* [Your instructions]:
Where the string "JSON" occurs in the material below, report the whole line.

* [Data for processing]:

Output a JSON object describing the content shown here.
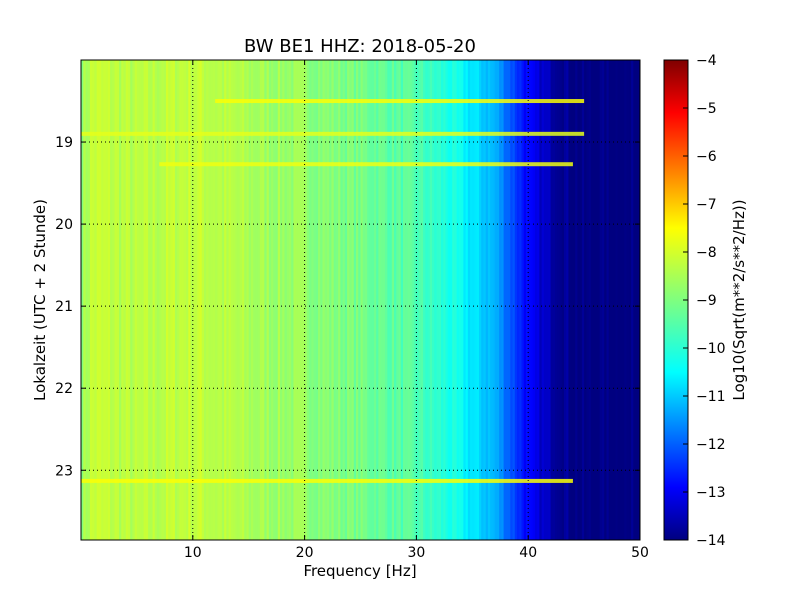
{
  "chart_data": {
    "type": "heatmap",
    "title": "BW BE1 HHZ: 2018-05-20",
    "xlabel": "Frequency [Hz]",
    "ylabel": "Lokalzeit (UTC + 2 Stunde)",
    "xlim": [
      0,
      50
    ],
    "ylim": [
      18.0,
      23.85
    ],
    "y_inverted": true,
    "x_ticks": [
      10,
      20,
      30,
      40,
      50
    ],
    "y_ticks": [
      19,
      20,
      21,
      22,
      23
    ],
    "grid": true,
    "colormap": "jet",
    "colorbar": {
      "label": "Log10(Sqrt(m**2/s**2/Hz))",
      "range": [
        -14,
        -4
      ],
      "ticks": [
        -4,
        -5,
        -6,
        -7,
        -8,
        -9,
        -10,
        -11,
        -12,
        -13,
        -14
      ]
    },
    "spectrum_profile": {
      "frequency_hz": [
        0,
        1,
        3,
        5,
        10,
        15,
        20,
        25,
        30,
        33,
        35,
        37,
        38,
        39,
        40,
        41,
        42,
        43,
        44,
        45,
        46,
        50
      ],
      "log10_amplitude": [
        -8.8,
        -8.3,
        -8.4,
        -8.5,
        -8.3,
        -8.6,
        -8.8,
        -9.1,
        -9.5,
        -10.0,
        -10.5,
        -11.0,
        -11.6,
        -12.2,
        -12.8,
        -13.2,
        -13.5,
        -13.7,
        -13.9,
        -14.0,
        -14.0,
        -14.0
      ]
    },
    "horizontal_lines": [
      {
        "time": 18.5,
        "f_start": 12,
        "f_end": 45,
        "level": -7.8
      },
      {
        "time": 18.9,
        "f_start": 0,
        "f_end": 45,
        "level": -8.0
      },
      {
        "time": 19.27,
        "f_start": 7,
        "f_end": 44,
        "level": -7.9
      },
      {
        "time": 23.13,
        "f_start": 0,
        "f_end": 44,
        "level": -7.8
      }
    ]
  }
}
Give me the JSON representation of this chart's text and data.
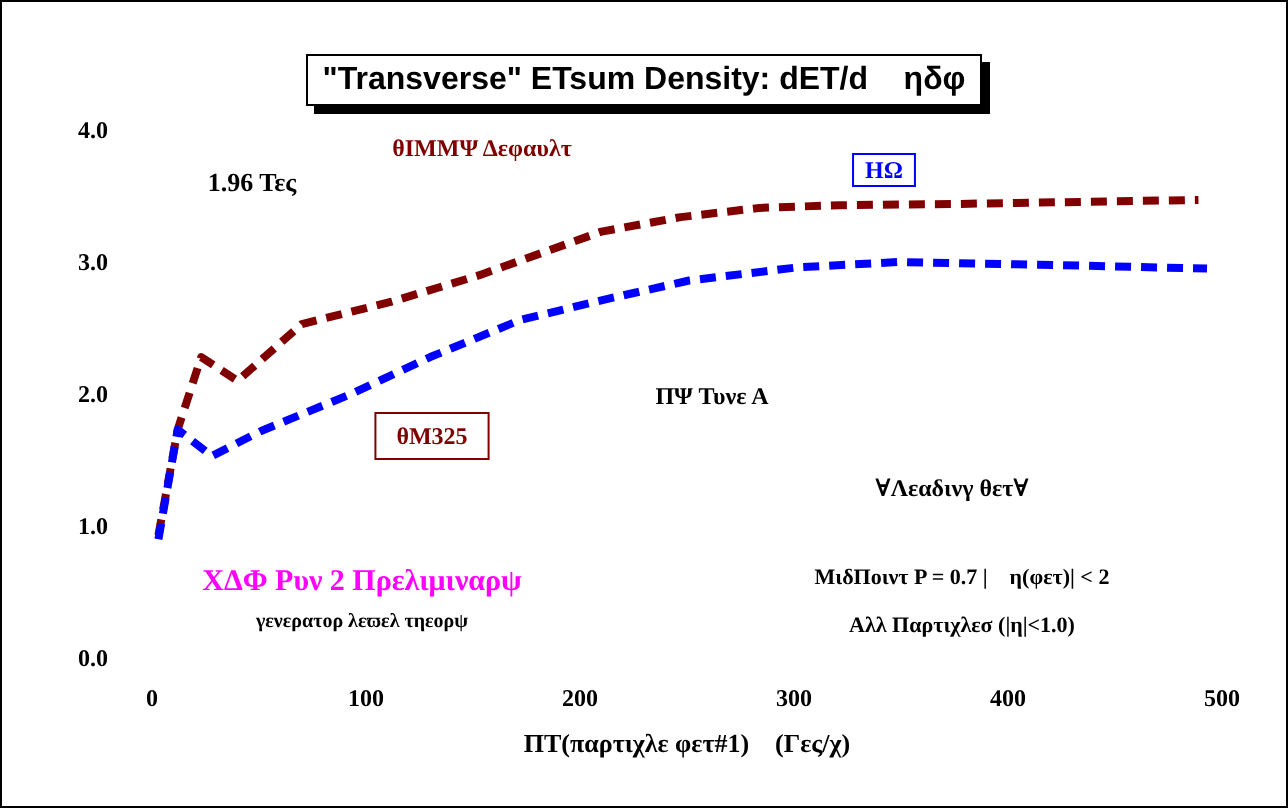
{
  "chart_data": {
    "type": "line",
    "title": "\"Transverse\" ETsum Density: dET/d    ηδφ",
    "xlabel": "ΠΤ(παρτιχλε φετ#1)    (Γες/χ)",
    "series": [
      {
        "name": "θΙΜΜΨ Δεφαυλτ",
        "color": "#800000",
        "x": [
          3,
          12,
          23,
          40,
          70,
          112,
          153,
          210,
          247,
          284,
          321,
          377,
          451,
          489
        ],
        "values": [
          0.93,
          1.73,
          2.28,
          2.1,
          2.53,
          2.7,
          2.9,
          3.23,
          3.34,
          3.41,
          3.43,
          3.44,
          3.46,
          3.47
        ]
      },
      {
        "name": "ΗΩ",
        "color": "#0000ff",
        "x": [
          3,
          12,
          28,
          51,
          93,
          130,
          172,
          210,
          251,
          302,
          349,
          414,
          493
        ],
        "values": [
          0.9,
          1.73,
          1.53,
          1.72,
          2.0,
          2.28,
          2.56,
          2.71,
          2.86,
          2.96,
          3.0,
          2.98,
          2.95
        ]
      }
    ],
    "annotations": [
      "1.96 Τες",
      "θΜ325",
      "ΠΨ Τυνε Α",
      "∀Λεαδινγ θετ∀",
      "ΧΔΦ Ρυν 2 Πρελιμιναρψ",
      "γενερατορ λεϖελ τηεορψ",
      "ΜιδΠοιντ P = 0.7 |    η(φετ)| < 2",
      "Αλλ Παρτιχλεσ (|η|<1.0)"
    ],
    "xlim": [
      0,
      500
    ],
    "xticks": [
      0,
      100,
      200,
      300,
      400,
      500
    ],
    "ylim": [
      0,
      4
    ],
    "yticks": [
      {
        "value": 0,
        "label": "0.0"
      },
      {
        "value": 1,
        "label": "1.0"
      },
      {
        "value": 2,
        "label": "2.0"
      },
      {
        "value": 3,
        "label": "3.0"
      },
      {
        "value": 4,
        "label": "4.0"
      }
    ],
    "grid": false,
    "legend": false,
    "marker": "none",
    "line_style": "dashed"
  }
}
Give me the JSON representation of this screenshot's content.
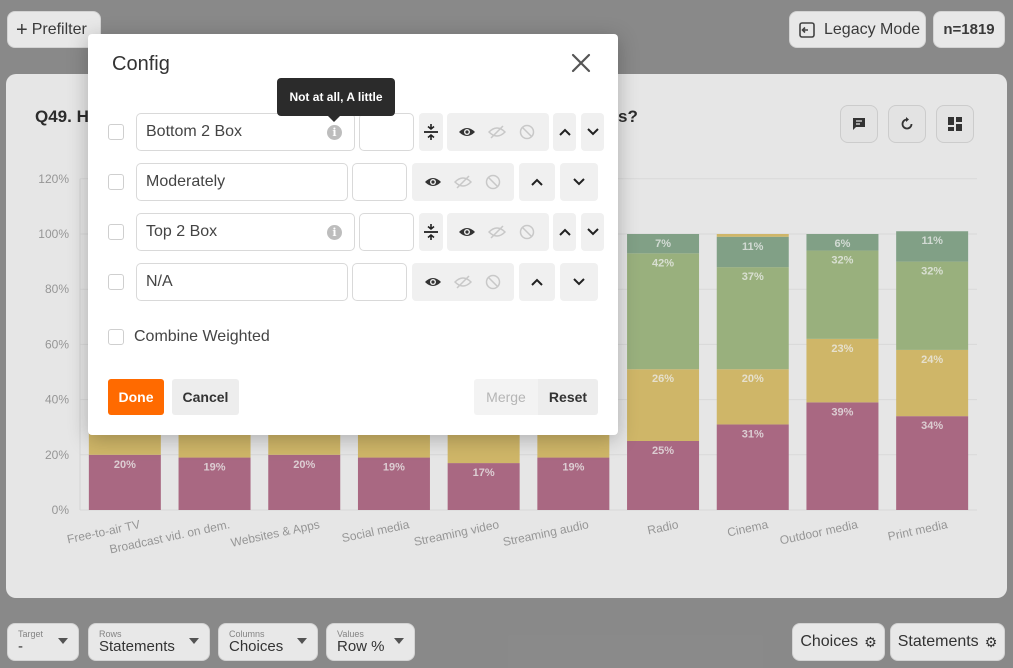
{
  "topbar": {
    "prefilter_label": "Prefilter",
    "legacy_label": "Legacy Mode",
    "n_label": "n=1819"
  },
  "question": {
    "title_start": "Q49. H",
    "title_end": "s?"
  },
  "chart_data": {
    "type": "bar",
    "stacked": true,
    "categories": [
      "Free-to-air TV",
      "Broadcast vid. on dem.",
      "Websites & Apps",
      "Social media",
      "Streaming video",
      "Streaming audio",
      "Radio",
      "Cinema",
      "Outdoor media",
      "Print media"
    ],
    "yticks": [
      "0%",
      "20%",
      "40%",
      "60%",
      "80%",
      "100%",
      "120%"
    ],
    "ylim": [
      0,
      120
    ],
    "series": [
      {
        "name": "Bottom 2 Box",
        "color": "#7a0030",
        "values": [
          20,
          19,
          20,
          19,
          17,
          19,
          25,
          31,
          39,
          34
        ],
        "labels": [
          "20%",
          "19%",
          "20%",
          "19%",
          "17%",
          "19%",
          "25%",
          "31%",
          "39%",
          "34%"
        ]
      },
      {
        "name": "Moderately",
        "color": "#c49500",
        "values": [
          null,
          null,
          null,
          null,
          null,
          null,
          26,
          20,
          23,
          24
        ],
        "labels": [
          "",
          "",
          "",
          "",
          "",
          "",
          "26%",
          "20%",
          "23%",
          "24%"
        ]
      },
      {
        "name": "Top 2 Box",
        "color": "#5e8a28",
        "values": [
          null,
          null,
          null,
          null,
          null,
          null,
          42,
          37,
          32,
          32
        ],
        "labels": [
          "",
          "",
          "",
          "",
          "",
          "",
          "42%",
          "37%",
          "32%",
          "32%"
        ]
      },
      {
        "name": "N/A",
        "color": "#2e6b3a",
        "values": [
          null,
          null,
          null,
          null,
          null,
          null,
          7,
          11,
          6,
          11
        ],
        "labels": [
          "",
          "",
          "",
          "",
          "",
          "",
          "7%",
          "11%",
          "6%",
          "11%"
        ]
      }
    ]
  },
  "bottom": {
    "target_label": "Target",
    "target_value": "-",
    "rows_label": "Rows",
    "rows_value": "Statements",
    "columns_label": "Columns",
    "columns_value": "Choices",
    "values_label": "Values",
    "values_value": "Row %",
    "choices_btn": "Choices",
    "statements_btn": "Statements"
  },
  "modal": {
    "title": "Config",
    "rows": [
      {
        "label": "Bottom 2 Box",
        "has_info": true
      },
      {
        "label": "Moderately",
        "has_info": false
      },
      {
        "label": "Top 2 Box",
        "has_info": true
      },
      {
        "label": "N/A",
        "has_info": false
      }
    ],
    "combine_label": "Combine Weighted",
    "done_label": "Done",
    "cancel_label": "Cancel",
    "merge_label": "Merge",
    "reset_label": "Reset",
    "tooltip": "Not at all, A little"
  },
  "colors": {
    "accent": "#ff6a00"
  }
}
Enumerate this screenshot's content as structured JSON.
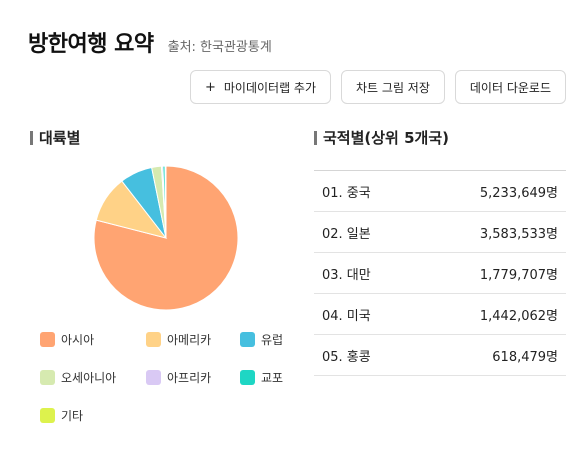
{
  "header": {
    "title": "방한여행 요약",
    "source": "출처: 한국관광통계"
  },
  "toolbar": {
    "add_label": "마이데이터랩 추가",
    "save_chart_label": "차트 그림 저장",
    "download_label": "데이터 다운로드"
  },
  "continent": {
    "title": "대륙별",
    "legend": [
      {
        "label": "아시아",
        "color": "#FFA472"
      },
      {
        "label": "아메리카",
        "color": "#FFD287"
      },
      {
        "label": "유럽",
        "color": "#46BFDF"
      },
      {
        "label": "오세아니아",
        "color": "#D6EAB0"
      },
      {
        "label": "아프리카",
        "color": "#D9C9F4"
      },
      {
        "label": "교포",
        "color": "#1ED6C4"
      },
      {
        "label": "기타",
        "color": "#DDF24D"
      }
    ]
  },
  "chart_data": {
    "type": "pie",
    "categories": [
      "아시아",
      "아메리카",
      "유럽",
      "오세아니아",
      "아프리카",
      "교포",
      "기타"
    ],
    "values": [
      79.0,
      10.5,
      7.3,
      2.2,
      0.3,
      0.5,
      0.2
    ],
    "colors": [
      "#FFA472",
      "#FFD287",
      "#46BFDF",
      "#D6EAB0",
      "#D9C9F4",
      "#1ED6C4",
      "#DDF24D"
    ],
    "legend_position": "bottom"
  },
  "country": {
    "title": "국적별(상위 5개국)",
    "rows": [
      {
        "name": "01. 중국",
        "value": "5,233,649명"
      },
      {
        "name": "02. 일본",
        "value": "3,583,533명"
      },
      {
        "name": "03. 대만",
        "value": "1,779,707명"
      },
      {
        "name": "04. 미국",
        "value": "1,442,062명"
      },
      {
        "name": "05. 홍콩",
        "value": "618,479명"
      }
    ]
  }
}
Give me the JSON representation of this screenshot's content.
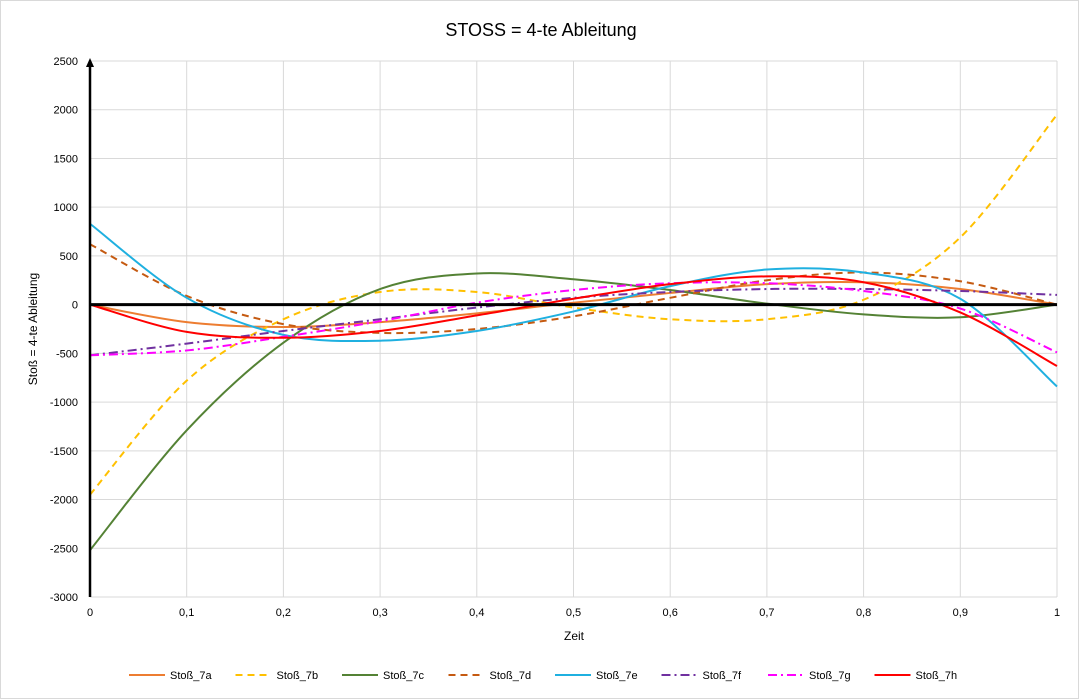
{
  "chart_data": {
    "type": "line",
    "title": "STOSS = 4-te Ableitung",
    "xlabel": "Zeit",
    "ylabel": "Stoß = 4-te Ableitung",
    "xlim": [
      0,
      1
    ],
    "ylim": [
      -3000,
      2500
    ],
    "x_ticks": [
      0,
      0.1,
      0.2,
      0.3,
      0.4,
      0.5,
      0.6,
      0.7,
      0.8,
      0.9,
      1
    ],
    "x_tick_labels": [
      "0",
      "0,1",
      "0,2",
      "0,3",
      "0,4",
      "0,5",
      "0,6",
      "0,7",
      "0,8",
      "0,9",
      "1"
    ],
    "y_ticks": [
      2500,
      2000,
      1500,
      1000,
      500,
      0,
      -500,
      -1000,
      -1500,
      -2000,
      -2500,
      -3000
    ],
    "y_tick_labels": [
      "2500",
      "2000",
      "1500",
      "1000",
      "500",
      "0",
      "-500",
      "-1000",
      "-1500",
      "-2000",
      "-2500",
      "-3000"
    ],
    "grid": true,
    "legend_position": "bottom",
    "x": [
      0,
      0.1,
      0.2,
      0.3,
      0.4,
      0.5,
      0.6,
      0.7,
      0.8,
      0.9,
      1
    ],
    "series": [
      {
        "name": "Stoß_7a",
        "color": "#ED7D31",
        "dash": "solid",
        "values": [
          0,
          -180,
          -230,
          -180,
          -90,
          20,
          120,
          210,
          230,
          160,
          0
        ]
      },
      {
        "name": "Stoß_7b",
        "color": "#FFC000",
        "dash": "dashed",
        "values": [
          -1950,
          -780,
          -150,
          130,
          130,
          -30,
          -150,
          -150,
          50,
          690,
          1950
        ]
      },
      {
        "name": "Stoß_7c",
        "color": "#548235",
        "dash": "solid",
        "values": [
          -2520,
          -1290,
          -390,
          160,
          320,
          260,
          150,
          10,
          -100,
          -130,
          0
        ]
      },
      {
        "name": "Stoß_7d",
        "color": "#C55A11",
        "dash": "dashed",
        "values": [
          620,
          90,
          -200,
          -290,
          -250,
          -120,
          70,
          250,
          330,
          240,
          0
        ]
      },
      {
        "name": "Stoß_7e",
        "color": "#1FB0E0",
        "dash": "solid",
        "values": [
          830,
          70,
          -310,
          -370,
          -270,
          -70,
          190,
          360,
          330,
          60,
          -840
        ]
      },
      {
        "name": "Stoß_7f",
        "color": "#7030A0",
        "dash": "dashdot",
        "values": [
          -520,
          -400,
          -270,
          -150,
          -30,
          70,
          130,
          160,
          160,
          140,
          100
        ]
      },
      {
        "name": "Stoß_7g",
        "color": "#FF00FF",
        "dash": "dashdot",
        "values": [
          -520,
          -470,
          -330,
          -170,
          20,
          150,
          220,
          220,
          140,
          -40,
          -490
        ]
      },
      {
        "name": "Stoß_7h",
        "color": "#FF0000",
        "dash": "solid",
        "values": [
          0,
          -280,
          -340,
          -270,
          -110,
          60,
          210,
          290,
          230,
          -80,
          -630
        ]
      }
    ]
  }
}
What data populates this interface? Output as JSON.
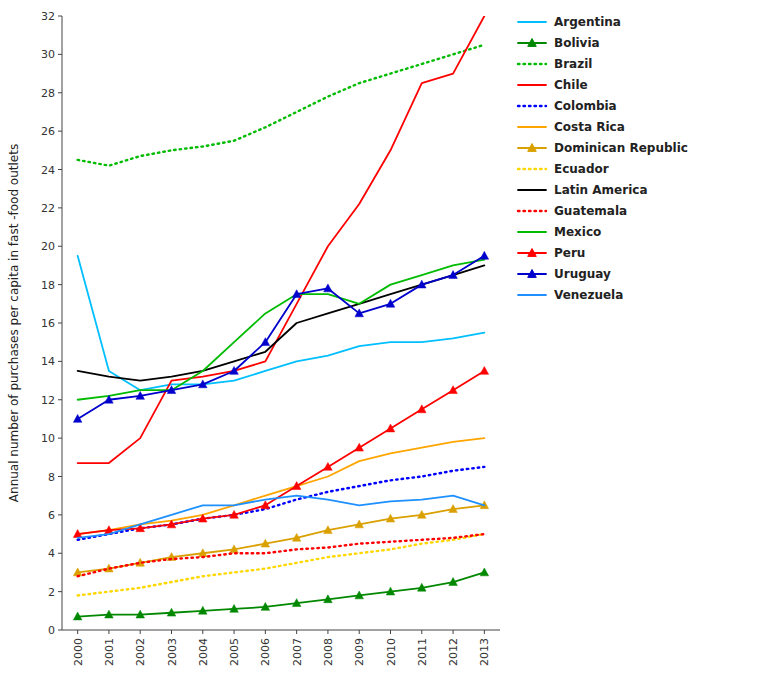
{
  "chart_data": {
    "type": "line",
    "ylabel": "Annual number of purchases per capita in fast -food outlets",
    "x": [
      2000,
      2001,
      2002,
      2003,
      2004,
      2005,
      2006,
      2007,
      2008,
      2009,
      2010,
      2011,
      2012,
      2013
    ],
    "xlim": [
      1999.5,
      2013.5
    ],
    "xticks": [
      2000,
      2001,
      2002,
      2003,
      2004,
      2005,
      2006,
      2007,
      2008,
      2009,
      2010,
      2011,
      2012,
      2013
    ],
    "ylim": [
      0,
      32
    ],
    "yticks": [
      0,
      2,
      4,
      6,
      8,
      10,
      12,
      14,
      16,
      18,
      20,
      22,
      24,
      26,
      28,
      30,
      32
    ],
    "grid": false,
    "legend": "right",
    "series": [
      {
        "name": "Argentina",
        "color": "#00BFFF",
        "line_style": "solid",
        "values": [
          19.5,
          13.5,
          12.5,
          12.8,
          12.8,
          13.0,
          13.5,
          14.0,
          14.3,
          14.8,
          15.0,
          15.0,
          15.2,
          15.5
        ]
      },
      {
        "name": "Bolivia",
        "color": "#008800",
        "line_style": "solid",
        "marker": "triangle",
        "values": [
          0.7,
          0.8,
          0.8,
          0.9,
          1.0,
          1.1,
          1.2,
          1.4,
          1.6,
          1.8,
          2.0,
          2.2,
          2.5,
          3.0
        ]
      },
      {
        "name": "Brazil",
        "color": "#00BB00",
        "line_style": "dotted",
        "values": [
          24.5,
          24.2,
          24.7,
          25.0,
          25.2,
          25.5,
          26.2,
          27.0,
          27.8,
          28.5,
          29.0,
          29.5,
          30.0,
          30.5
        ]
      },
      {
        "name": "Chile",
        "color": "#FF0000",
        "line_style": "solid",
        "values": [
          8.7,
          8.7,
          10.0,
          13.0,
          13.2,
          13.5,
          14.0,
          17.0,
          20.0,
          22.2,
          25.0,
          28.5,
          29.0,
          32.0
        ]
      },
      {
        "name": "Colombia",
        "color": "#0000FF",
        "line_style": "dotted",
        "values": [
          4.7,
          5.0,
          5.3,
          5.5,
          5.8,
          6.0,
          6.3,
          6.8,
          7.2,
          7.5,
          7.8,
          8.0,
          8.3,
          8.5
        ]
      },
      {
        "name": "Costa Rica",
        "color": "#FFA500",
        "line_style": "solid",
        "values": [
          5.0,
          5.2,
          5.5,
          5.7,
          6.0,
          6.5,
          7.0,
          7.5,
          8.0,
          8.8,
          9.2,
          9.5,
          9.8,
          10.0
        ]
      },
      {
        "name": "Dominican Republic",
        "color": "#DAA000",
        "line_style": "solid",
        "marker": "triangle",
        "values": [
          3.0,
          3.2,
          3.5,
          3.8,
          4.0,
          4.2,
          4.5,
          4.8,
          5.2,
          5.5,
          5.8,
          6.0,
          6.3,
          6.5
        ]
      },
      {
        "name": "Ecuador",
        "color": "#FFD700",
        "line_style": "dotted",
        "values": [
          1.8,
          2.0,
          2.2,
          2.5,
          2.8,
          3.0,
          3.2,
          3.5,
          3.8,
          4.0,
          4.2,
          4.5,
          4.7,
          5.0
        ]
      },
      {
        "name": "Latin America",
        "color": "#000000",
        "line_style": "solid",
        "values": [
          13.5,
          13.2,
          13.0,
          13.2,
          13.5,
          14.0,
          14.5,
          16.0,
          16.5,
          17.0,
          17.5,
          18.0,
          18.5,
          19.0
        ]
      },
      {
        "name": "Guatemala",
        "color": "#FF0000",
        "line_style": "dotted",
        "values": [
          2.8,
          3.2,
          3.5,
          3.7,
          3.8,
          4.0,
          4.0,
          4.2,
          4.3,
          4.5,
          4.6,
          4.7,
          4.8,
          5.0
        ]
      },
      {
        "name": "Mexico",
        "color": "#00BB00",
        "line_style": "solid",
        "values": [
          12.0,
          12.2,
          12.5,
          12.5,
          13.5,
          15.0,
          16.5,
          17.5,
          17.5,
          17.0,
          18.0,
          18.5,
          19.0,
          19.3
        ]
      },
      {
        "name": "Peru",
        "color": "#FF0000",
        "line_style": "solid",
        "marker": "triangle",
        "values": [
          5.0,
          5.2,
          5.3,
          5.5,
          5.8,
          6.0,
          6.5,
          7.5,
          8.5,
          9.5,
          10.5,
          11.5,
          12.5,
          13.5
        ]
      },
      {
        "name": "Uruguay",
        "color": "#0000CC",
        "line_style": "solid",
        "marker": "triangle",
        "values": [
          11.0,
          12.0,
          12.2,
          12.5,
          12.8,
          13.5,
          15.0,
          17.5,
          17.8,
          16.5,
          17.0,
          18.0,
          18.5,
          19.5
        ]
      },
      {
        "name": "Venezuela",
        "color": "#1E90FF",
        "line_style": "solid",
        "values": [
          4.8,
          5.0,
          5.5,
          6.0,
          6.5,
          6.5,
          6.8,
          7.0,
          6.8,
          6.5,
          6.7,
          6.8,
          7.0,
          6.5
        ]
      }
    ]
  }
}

* [Full solution]:
Output a JSON object describing the content shown here.
Give me the JSON representation of this chart's text and data.
Give me the JSON representation of this screenshot's content.
Enumerate this screenshot's content as structured JSON.
Give me the JSON representation of this screenshot's content.
What data populates this interface? Output as JSON.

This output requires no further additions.